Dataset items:
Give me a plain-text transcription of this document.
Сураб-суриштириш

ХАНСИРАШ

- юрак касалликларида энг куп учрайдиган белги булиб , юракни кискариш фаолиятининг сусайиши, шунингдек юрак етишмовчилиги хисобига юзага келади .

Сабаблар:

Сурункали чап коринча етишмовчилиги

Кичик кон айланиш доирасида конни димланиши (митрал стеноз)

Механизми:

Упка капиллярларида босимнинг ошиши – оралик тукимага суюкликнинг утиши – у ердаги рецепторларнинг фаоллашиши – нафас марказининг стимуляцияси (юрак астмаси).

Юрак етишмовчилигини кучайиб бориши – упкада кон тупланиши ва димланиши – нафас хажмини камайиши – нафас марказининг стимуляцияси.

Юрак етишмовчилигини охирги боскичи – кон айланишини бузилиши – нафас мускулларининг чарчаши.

Problem to solve: Repeat all of the entries exactly.

Solution to this exercise:
Give me a plain-text transcription of this document.
Сураб-суриштириш

ХАНСИРАШ

- юрак касалликларида энг куп учрайдиган белги булиб , юракни кискариш фаолиятининг сусайиши, шунингдек юрак етишмовчилиги хисобига юзага келади .

Сабаблар:

Сурункали чап коринча етишмовчилиги

Кичик кон айланиш доирасида конни димланиши (митрал стеноз)

Механизми:

Упка капиллярларида босимнинг ошиши – оралик тукимага суюкликнинг утиши – у ердаги рецепторларнинг фаоллашиши – нафас марказининг стимуляцияси (юрак астмаси).

Юрак етишмовчилигини кучайиб бориши – упкада кон тупланиши ва димланиши – нафас хажмини камайиши – нафас марказининг стимуляцияси.

Юрак етишмовчилигини охирги боскичи – кон айланишини бузилиши – нафас мускулларининг чарчаши.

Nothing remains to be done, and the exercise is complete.